[Stored items]
———
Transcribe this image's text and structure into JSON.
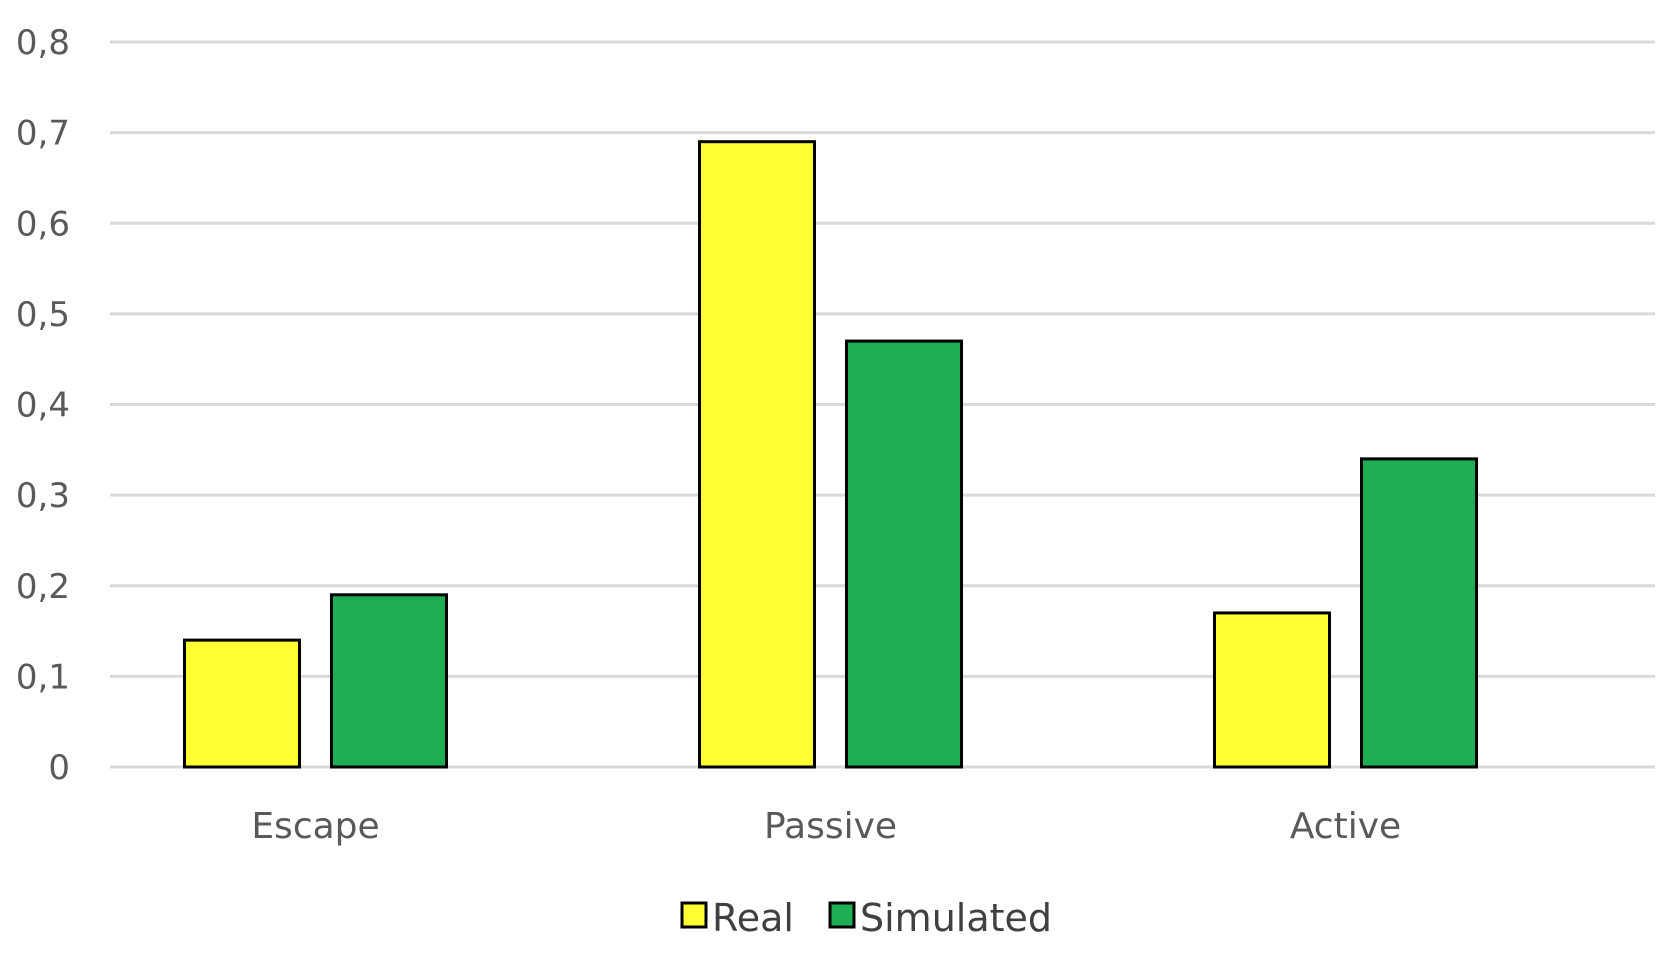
{
  "chart_data": {
    "type": "bar",
    "categories": [
      "Escape",
      "Passive",
      "Active"
    ],
    "series": [
      {
        "name": "Real",
        "values": [
          0.14,
          0.69,
          0.17
        ],
        "color": "#FFFF33"
      },
      {
        "name": "Simulated",
        "values": [
          0.19,
          0.47,
          0.34
        ],
        "color": "#1EAF55"
      }
    ],
    "yticks": [
      0,
      0.1,
      0.2,
      0.3,
      0.4,
      0.5,
      0.6,
      0.7,
      0.8
    ],
    "ytick_labels": [
      "0",
      "0,1",
      "0,2",
      "0,3",
      "0,4",
      "0,5",
      "0,6",
      "0,7",
      "0,8"
    ],
    "ylim": [
      0,
      0.8
    ],
    "grid": true,
    "legend_position": "bottom"
  }
}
———
EXERCISE TASK:
Copy everything in the records above except the pictures, exactly as written.

RIGHT ANSWER:
Transcribe this image's text and structure into JSON.
{
  "chart_data": {
    "type": "bar",
    "categories": [
      "Escape",
      "Passive",
      "Active"
    ],
    "series": [
      {
        "name": "Real",
        "values": [
          0.14,
          0.69,
          0.17
        ],
        "color": "#FFFF33"
      },
      {
        "name": "Simulated",
        "values": [
          0.19,
          0.47,
          0.34
        ],
        "color": "#1EAF55"
      }
    ],
    "yticks": [
      0,
      0.1,
      0.2,
      0.3,
      0.4,
      0.5,
      0.6,
      0.7,
      0.8
    ],
    "ytick_labels": [
      "0",
      "0,1",
      "0,2",
      "0,3",
      "0,4",
      "0,5",
      "0,6",
      "0,7",
      "0,8"
    ],
    "ylim": [
      0,
      0.8
    ],
    "grid": true,
    "legend_position": "bottom"
  }
}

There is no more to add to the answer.